## Given problem
Count how many lines have the word "Source" in them. Reply with that number by itself.

## Input for this task
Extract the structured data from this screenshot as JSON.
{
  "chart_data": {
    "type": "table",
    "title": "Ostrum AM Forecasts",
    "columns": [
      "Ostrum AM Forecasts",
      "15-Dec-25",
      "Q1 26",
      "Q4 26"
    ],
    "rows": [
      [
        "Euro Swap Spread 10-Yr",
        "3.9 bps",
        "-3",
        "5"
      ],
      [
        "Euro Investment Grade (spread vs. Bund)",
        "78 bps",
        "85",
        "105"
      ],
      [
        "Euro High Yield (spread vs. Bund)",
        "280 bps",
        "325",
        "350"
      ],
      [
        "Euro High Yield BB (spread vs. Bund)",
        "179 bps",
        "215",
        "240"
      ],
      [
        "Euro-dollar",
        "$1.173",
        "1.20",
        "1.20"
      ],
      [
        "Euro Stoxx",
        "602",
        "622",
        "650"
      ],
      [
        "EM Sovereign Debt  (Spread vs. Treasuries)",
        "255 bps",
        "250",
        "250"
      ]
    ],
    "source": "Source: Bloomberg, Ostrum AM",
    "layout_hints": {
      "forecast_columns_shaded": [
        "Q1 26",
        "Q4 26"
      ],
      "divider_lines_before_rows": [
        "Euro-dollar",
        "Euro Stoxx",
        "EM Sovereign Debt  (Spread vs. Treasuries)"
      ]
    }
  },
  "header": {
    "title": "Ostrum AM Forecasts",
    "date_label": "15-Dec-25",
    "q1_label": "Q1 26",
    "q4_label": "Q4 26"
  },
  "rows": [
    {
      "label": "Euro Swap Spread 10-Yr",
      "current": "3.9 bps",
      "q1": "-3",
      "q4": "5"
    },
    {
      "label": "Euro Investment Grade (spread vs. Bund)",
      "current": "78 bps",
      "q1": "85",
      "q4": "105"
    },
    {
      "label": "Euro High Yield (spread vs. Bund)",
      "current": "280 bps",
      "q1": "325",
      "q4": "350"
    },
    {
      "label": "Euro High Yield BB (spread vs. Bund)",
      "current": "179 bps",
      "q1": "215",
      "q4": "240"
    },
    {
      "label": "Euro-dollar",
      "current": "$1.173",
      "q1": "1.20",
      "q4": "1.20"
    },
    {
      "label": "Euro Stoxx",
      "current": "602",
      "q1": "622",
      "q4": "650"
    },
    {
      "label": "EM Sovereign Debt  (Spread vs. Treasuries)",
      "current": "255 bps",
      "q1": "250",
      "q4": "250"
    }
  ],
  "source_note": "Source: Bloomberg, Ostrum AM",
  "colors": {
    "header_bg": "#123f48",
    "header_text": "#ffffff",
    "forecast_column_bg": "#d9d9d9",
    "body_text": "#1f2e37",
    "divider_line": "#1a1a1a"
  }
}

## Reply
2